# Aim:
Each line that includes the string "oraz" counts once; give the total and nothing else.
** Start Data excerpts **
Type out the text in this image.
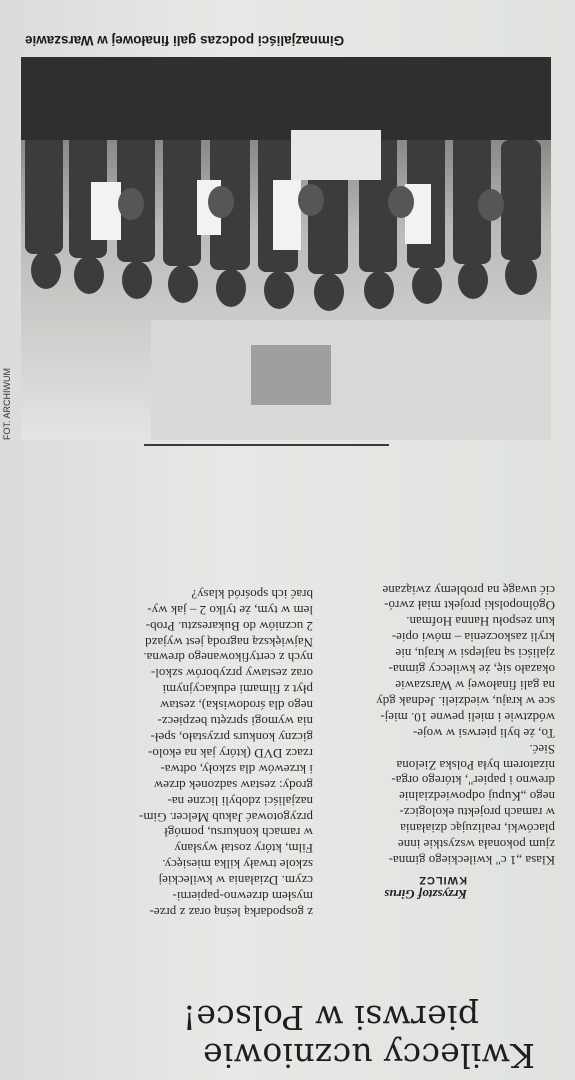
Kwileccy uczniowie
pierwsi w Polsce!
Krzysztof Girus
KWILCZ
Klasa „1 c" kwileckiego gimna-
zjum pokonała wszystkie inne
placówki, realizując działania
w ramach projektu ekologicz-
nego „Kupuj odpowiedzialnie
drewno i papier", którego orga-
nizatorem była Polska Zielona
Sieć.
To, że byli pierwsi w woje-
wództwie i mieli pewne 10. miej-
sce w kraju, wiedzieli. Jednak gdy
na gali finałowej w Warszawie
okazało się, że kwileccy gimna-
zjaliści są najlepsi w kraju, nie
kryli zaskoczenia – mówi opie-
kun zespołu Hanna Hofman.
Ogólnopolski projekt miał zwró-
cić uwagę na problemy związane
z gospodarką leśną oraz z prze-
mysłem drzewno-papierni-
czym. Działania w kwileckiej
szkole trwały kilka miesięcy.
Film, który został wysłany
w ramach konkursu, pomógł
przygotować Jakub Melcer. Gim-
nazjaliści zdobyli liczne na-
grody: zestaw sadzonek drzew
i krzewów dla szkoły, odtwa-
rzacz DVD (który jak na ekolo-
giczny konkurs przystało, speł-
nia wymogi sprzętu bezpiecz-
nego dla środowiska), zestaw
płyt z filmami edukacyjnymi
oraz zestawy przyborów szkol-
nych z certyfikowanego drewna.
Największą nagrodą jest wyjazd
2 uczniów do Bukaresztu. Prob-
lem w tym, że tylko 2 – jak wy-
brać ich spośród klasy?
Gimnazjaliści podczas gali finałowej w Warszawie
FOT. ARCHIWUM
** End Data excerpts **
** Start Data excerpts **
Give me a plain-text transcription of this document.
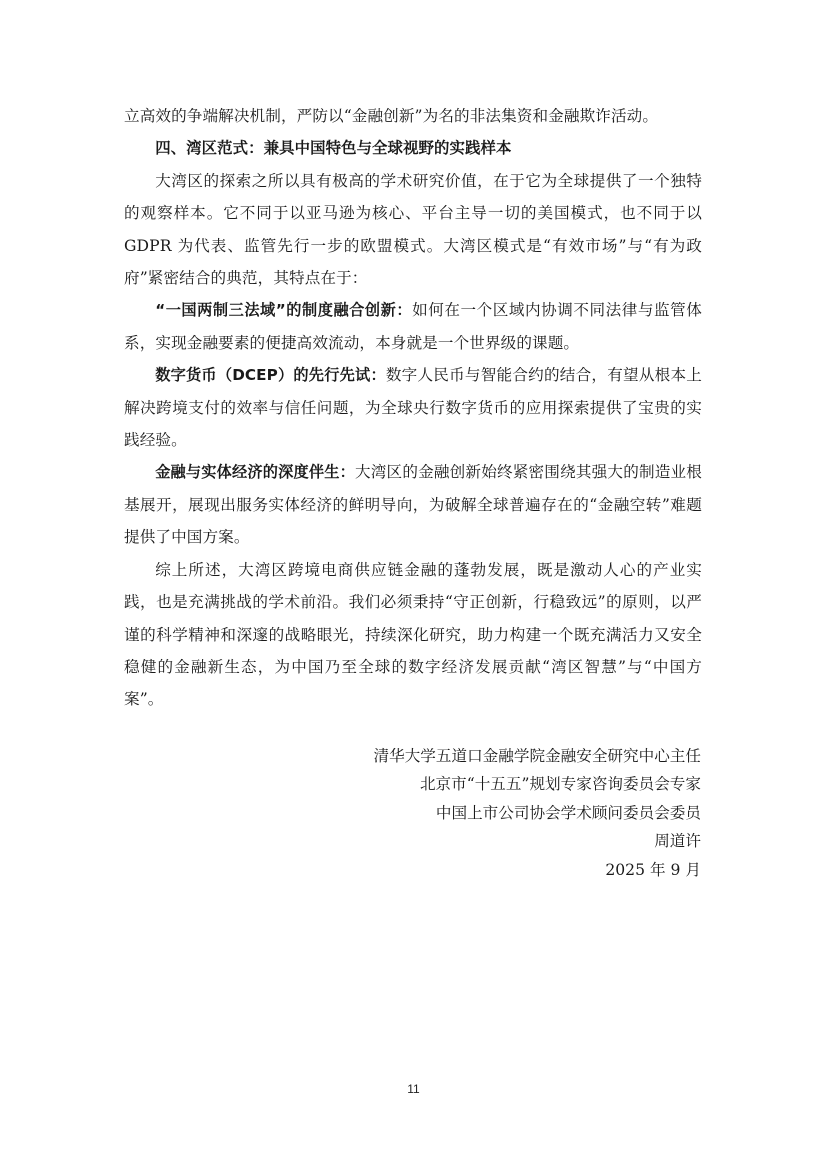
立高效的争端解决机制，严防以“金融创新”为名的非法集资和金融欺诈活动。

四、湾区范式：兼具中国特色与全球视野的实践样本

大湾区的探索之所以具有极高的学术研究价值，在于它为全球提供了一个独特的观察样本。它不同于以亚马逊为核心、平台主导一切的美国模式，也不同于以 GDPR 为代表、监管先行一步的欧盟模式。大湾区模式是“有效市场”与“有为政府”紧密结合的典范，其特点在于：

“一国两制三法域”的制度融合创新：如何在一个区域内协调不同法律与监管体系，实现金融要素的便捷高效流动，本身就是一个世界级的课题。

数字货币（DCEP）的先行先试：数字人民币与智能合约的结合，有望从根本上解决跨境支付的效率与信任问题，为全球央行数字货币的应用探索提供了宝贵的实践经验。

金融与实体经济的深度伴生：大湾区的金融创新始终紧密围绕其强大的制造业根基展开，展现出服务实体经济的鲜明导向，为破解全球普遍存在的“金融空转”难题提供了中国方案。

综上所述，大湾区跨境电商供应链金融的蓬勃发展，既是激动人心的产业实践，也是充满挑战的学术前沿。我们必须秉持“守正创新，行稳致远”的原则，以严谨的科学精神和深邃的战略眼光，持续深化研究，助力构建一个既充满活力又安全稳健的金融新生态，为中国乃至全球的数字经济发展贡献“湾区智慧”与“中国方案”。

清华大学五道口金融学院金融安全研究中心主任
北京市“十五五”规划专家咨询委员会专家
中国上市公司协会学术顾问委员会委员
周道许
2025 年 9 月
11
** End Data excerpts **
# Reply:
2